## [Records to use]
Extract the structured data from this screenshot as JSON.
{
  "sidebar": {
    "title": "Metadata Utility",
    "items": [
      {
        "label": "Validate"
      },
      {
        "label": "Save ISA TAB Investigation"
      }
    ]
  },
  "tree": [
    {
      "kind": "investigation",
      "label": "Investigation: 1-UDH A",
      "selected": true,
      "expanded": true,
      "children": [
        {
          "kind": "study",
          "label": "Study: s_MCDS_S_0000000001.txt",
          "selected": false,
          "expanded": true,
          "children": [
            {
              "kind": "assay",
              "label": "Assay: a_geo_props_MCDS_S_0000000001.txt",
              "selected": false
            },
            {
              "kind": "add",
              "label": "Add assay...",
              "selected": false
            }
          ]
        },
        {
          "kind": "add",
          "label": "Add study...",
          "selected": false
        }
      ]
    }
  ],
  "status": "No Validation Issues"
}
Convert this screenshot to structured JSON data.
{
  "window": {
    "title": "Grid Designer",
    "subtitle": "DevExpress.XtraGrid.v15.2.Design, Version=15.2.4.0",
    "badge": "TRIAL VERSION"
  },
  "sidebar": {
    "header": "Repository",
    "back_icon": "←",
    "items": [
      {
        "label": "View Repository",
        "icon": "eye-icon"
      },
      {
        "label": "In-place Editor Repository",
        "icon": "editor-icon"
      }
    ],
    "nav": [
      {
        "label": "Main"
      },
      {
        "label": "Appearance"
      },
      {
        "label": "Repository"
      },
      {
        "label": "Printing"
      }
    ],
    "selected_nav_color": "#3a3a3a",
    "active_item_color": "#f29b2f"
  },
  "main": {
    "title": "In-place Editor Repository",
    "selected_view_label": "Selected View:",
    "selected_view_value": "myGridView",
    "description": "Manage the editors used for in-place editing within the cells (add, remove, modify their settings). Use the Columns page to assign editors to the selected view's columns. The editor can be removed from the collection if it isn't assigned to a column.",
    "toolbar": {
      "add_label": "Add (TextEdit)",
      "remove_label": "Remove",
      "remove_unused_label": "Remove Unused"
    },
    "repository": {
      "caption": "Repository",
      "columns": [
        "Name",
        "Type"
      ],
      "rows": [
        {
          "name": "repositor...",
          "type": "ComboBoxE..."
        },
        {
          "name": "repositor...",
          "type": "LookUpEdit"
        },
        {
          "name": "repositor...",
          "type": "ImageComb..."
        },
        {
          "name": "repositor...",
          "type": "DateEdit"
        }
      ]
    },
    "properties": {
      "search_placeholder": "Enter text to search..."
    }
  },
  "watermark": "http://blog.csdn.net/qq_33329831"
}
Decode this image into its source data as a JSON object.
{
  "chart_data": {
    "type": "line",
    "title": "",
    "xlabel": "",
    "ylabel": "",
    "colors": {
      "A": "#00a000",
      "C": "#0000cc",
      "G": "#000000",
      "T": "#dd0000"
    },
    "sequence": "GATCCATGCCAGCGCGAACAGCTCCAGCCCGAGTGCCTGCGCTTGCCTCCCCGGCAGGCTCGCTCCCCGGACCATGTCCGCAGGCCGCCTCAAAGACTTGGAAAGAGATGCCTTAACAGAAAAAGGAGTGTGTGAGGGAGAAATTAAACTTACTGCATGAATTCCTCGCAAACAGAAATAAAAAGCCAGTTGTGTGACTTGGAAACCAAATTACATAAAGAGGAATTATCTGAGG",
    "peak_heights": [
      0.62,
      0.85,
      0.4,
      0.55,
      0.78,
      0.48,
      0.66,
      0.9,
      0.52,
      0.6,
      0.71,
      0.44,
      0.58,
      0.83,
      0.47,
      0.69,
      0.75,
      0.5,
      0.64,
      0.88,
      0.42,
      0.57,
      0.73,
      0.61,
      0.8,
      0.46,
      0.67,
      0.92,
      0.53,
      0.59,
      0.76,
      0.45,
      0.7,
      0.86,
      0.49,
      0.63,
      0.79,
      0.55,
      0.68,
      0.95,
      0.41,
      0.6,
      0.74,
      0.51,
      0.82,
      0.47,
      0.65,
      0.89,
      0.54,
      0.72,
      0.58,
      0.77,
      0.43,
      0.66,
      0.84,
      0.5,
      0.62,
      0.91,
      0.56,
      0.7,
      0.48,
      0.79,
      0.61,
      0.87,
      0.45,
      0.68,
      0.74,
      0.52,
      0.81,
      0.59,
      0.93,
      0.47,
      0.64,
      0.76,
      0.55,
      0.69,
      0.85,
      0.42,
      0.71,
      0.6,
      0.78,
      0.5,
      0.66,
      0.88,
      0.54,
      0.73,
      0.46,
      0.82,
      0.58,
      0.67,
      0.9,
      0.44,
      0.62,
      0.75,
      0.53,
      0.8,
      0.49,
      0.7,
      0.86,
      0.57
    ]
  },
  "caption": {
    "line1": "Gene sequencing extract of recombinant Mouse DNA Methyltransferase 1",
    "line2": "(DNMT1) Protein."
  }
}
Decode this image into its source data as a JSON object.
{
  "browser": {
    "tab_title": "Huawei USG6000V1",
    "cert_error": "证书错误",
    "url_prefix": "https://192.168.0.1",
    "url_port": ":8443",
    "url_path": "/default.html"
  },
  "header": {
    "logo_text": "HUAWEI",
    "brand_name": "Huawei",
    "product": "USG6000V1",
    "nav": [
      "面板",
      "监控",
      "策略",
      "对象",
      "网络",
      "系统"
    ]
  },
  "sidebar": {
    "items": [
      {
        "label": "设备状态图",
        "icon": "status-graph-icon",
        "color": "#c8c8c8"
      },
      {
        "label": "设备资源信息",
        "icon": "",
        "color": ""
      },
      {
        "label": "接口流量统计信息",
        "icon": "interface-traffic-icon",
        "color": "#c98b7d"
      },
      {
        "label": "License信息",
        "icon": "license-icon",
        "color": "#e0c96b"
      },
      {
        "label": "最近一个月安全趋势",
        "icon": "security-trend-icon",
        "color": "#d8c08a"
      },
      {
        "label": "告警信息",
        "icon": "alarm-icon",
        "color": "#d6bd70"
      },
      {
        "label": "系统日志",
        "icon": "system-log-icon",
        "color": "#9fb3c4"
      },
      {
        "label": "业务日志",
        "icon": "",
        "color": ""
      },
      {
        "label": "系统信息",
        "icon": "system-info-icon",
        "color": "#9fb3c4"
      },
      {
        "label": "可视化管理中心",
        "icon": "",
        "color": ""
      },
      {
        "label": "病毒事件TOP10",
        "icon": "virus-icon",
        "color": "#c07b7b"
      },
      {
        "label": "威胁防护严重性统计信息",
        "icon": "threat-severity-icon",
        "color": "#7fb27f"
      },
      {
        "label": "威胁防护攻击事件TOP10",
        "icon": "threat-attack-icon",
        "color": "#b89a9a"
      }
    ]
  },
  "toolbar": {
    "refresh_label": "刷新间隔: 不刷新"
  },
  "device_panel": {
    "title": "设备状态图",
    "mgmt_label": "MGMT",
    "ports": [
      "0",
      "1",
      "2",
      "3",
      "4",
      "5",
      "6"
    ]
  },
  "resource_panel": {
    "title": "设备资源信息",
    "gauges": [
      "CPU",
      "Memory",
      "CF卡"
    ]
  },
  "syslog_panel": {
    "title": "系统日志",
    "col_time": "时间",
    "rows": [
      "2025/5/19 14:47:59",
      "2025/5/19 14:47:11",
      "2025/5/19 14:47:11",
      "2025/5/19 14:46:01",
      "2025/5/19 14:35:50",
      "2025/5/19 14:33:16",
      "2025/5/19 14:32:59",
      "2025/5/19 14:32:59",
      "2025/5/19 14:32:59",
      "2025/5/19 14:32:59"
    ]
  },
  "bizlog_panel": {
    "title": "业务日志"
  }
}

## [Task]
Every record should be retyped so that it matches the original exactly.

## [The answer]
Extract the structured data from this screenshot as JSON.
{
  "sidebar": {
    "title": "Metadata Utility",
    "items": [
      {
        "label": "Validate"
      },
      {
        "label": "Save ISA TAB Investigation"
      }
    ]
  },
  "tree": [
    {
      "kind": "investigation",
      "label": "Investigation: 1-UDH A",
      "selected": true,
      "expanded": true,
      "children": [
        {
          "kind": "study",
          "label": "Study: s_MCDS_S_0000000001.txt",
          "selected": false,
          "expanded": true,
          "children": [
            {
              "kind": "assay",
              "label": "Assay: a_geo_props_MCDS_S_0000000001.txt",
              "selected": false
            },
            {
              "kind": "add",
              "label": "Add assay...",
              "selected": false
            }
          ]
        },
        {
          "kind": "add",
          "label": "Add study...",
          "selected": false
        }
      ]
    }
  ],
  "status": "No Validation Issues"
}
Convert this screenshot to structured JSON data.
{
  "window": {
    "title": "Grid Designer",
    "subtitle": "DevExpress.XtraGrid.v15.2.Design, Version=15.2.4.0",
    "badge": "TRIAL VERSION"
  },
  "sidebar": {
    "header": "Repository",
    "back_icon": "←",
    "items": [
      {
        "label": "View Repository",
        "icon": "eye-icon"
      },
      {
        "label": "In-place Editor Repository",
        "icon": "editor-icon"
      }
    ],
    "nav": [
      {
        "label": "Main"
      },
      {
        "label": "Appearance"
      },
      {
        "label": "Repository"
      },
      {
        "label": "Printing"
      }
    ],
    "selected_nav_color": "#3a3a3a",
    "active_item_color": "#f29b2f"
  },
  "main": {
    "title": "In-place Editor Repository",
    "selected_view_label": "Selected View:",
    "selected_view_value": "myGridView",
    "description": "Manage the editors used for in-place editing within the cells (add, remove, modify their settings). Use the Columns page to assign editors to the selected view's columns. The editor can be removed from the collection if it isn't assigned to a column.",
    "toolbar": {
      "add_label": "Add (TextEdit)",
      "remove_label": "Remove",
      "remove_unused_label": "Remove Unused"
    },
    "repository": {
      "caption": "Repository",
      "columns": [
        "Name",
        "Type"
      ],
      "rows": [
        {
          "name": "repositor...",
          "type": "ComboBoxE..."
        },
        {
          "name": "repositor...",
          "type": "LookUpEdit"
        },
        {
          "name": "repositor...",
          "type": "ImageComb..."
        },
        {
          "name": "repositor...",
          "type": "DateEdit"
        }
      ]
    },
    "properties": {
      "search_placeholder": "Enter text to search..."
    }
  },
  "watermark": "http://blog.csdn.net/qq_33329831"
}
Decode this image into its source data as a JSON object.
{
  "chart_data": {
    "type": "line",
    "title": "",
    "xlabel": "",
    "ylabel": "",
    "colors": {
      "A": "#00a000",
      "C": "#0000cc",
      "G": "#000000",
      "T": "#dd0000"
    },
    "sequence": "GATCCATGCCAGCGCGAACAGCTCCAGCCCGAGTGCCTGCGCTTGCCTCCCCGGCAGGCTCGCTCCCCGGACCATGTCCGCAGGCCGCCTCAAAGACTTGGAAAGAGATGCCTTAACAGAAAAAGGAGTGTGTGAGGGAGAAATTAAACTTACTGCATGAATTCCTCGCAAACAGAAATAAAAAGCCAGTTGTGTGACTTGGAAACCAAATTACATAAAGAGGAATTATCTGAGG",
    "peak_heights": [
      0.62,
      0.85,
      0.4,
      0.55,
      0.78,
      0.48,
      0.66,
      0.9,
      0.52,
      0.6,
      0.71,
      0.44,
      0.58,
      0.83,
      0.47,
      0.69,
      0.75,
      0.5,
      0.64,
      0.88,
      0.42,
      0.57,
      0.73,
      0.61,
      0.8,
      0.46,
      0.67,
      0.92,
      0.53,
      0.59,
      0.76,
      0.45,
      0.7,
      0.86,
      0.49,
      0.63,
      0.79,
      0.55,
      0.68,
      0.95,
      0.41,
      0.6,
      0.74,
      0.51,
      0.82,
      0.47,
      0.65,
      0.89,
      0.54,
      0.72,
      0.58,
      0.77,
      0.43,
      0.66,
      0.84,
      0.5,
      0.62,
      0.91,
      0.56,
      0.7,
      0.48,
      0.79,
      0.61,
      0.87,
      0.45,
      0.68,
      0.74,
      0.52,
      0.81,
      0.59,
      0.93,
      0.47,
      0.64,
      0.76,
      0.55,
      0.69,
      0.85,
      0.42,
      0.71,
      0.6,
      0.78,
      0.5,
      0.66,
      0.88,
      0.54,
      0.73,
      0.46,
      0.82,
      0.58,
      0.67,
      0.9,
      0.44,
      0.62,
      0.75,
      0.53,
      0.8,
      0.49,
      0.7,
      0.86,
      0.57
    ]
  },
  "caption": {
    "line1": "Gene sequencing extract of recombinant Mouse DNA Methyltransferase 1",
    "line2": "(DNMT1) Protein."
  }
}
Decode this image into its source data as a JSON object.
{
  "browser": {
    "tab_title": "Huawei USG6000V1",
    "cert_error": "证书错误",
    "url_prefix": "https://192.168.0.1",
    "url_port": ":8443",
    "url_path": "/default.html"
  },
  "header": {
    "logo_text": "HUAWEI",
    "brand_name": "Huawei",
    "product": "USG6000V1",
    "nav": [
      "面板",
      "监控",
      "策略",
      "对象",
      "网络",
      "系统"
    ]
  },
  "sidebar": {
    "items": [
      {
        "label": "设备状态图",
        "icon": "status-graph-icon",
        "color": "#c8c8c8"
      },
      {
        "label": "设备资源信息",
        "icon": "",
        "color": ""
      },
      {
        "label": "接口流量统计信息",
        "icon": "interface-traffic-icon",
        "color": "#c98b7d"
      },
      {
        "label": "License信息",
        "icon": "license-icon",
        "color": "#e0c96b"
      },
      {
        "label": "最近一个月安全趋势",
        "icon": "security-trend-icon",
        "color": "#d8c08a"
      },
      {
        "label": "告警信息",
        "icon": "alarm-icon",
        "color": "#d6bd70"
      },
      {
        "label": "系统日志",
        "icon": "system-log-icon",
        "color": "#9fb3c4"
      },
      {
        "label": "业务日志",
        "icon": "",
        "color": ""
      },
      {
        "label": "系统信息",
        "icon": "system-info-icon",
        "color": "#9fb3c4"
      },
      {
        "label": "可视化管理中心",
        "icon": "",
        "color": ""
      },
      {
        "label": "病毒事件TOP10",
        "icon": "virus-icon",
        "color": "#c07b7b"
      },
      {
        "label": "威胁防护严重性统计信息",
        "icon": "threat-severity-icon",
        "color": "#7fb27f"
      },
      {
        "label": "威胁防护攻击事件TOP10",
        "icon": "threat-attack-icon",
        "color": "#b89a9a"
      }
    ]
  },
  "toolbar": {
    "refresh_label": "刷新间隔: 不刷新"
  },
  "device_panel": {
    "title": "设备状态图",
    "mgmt_label": "MGMT",
    "ports": [
      "0",
      "1",
      "2",
      "3",
      "4",
      "5",
      "6"
    ]
  },
  "resource_panel": {
    "title": "设备资源信息",
    "gauges": [
      "CPU",
      "Memory",
      "CF卡"
    ]
  },
  "syslog_panel": {
    "title": "系统日志",
    "col_time": "时间",
    "rows": [
      "2025/5/19 14:47:59",
      "2025/5/19 14:47:11",
      "2025/5/19 14:47:11",
      "2025/5/19 14:46:01",
      "2025/5/19 14:35:50",
      "2025/5/19 14:33:16",
      "2025/5/19 14:32:59",
      "2025/5/19 14:32:59",
      "2025/5/19 14:32:59",
      "2025/5/19 14:32:59"
    ]
  },
  "bizlog_panel": {
    "title": "业务日志"
  }
}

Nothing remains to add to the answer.